start RAW RECORDS

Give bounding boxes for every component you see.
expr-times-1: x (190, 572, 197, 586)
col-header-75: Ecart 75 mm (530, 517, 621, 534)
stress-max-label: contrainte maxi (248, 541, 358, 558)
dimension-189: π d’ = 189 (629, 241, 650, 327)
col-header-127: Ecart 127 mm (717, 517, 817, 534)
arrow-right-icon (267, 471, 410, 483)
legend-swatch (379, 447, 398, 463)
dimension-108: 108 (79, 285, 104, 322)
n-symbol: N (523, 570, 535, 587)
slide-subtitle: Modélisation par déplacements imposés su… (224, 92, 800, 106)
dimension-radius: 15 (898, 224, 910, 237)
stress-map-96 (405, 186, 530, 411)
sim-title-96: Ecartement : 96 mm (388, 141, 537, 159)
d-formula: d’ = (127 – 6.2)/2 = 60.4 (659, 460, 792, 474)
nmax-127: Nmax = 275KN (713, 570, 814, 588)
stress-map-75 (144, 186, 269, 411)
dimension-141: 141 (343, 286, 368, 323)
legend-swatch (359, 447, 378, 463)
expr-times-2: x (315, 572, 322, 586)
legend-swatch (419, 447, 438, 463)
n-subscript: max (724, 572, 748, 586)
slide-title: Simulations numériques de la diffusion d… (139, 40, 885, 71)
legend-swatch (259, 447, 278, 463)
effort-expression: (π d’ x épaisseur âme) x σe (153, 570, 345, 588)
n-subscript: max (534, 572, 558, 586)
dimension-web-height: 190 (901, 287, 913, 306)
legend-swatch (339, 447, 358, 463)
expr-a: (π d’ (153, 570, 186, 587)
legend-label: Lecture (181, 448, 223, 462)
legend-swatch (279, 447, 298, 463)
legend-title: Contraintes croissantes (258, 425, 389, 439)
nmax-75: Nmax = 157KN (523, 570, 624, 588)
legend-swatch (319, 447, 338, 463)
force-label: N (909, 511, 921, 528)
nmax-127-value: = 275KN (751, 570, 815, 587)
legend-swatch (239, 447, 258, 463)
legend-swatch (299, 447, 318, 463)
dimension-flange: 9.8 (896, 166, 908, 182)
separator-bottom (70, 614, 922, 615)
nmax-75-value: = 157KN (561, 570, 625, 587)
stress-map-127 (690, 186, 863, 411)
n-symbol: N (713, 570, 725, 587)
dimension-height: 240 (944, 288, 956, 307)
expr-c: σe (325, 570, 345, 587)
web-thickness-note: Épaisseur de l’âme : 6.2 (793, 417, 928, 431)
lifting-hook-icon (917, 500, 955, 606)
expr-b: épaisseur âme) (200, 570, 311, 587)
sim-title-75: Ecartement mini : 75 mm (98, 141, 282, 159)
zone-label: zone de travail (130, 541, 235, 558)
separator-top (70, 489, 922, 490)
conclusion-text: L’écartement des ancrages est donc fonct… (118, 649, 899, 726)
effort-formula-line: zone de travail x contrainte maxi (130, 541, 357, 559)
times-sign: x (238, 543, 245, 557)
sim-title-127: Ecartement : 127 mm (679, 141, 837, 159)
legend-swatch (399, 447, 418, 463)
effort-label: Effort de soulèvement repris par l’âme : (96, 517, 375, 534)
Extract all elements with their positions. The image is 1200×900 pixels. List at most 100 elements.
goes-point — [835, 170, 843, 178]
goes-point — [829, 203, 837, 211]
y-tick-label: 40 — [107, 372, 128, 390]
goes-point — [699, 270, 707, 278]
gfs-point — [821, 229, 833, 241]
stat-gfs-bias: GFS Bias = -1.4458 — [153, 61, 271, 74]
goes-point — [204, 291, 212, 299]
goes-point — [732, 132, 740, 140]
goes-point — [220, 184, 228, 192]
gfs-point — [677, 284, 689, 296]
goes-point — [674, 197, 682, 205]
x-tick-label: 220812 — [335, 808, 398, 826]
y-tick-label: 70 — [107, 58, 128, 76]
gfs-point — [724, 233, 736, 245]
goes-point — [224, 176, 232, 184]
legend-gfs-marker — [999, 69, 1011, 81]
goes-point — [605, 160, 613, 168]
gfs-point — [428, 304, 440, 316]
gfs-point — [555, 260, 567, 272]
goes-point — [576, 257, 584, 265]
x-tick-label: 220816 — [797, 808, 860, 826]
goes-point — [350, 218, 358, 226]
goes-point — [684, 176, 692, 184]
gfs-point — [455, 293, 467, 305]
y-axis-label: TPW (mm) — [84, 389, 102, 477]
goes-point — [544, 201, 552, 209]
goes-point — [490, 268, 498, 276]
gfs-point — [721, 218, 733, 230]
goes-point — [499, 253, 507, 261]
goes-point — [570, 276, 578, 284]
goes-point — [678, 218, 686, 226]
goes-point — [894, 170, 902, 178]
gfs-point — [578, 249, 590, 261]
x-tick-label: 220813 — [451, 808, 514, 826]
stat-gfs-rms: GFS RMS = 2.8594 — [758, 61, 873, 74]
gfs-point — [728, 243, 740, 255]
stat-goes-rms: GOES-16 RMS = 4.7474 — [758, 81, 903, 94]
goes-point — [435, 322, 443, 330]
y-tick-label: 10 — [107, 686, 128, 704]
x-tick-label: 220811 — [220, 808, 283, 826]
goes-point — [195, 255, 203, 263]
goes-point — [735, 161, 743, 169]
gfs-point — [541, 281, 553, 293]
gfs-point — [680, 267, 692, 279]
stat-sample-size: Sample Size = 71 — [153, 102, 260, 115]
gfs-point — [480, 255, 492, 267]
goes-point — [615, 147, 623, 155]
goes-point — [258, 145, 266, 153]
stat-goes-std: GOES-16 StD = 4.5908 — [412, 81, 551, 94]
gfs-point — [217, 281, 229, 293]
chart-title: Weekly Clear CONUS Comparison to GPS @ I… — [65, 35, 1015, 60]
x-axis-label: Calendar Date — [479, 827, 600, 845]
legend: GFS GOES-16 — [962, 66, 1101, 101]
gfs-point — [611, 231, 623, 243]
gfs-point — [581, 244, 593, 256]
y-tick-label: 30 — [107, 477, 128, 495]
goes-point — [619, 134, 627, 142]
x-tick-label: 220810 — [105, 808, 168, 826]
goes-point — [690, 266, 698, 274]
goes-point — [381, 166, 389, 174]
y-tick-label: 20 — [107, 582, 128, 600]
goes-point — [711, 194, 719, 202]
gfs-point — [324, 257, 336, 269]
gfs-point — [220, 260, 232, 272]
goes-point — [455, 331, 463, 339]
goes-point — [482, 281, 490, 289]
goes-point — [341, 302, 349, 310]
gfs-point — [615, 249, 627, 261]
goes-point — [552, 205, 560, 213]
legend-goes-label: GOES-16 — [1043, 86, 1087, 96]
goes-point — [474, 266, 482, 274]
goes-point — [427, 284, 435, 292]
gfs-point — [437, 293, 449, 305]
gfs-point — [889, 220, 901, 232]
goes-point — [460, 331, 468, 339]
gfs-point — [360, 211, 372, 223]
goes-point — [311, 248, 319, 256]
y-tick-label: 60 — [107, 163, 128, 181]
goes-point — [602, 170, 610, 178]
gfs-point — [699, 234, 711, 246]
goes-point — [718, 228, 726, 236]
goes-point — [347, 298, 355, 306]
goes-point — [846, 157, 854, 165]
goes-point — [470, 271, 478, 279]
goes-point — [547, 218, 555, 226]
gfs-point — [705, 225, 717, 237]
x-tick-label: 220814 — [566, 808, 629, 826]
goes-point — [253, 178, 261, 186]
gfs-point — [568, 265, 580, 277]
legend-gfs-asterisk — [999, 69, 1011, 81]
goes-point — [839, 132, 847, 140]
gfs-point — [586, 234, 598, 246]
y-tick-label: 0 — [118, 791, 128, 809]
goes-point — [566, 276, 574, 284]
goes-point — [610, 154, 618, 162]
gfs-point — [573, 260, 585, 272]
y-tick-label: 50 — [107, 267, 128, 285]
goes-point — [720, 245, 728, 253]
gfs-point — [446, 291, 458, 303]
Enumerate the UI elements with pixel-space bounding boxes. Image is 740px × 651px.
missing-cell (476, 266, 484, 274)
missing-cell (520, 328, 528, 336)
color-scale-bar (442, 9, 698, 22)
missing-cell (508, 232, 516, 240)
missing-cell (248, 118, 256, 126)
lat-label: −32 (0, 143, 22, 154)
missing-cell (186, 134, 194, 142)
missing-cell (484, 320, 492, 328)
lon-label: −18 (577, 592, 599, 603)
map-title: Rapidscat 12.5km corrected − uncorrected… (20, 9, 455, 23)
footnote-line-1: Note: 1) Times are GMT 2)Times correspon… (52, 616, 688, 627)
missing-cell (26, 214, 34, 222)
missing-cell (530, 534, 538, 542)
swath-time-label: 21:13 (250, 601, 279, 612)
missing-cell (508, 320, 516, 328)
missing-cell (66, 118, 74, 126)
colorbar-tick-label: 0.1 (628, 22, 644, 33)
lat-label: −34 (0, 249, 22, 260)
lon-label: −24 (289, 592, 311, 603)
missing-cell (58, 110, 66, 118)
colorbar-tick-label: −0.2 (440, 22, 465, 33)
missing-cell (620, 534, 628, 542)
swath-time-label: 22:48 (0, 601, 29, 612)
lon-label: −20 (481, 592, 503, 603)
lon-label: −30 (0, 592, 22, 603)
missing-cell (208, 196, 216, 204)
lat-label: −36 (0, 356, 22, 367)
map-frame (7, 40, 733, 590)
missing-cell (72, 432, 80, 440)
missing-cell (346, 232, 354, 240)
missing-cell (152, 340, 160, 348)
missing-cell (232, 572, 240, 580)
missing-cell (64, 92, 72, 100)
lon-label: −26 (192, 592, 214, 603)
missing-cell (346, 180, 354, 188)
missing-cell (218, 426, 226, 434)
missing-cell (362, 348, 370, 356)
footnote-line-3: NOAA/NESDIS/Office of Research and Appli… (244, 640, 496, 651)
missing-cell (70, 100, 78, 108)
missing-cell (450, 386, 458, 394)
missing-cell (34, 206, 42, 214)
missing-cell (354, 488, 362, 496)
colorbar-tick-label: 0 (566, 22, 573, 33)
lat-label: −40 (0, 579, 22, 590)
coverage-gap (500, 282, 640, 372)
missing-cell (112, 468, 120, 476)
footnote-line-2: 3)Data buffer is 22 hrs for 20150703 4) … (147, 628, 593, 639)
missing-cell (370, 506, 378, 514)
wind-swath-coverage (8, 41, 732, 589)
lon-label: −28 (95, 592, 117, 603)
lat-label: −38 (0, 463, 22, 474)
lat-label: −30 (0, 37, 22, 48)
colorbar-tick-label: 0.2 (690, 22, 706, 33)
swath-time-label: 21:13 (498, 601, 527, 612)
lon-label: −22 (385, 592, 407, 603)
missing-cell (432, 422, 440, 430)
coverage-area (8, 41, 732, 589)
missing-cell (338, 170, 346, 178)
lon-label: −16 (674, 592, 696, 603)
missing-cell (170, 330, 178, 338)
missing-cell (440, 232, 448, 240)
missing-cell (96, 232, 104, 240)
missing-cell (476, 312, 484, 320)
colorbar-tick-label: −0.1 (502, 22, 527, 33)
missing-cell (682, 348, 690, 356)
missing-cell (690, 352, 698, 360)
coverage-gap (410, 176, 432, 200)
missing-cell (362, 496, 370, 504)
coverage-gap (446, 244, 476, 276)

end RAW RECORDS

- WHAT YOU SHOULD DO
Rewrite the records from the start through the line that contains "dimension-radius: 15 (898, 224, 910, 237)", changing "legend-swatch" to "legend-box" and leaving everything else as it is.

- OUTPUT FOR THIS EXERCISE
Give bounding boxes for every component you see.
expr-times-1: x (190, 572, 197, 586)
col-header-75: Ecart 75 mm (530, 517, 621, 534)
stress-max-label: contrainte maxi (248, 541, 358, 558)
dimension-189: π d’ = 189 (629, 241, 650, 327)
col-header-127: Ecart 127 mm (717, 517, 817, 534)
arrow-right-icon (267, 471, 410, 483)
legend-box (379, 447, 398, 463)
dimension-108: 108 (79, 285, 104, 322)
n-symbol: N (523, 570, 535, 587)
slide-subtitle: Modélisation par déplacements imposés su… (224, 92, 800, 106)
dimension-radius: 15 (898, 224, 910, 237)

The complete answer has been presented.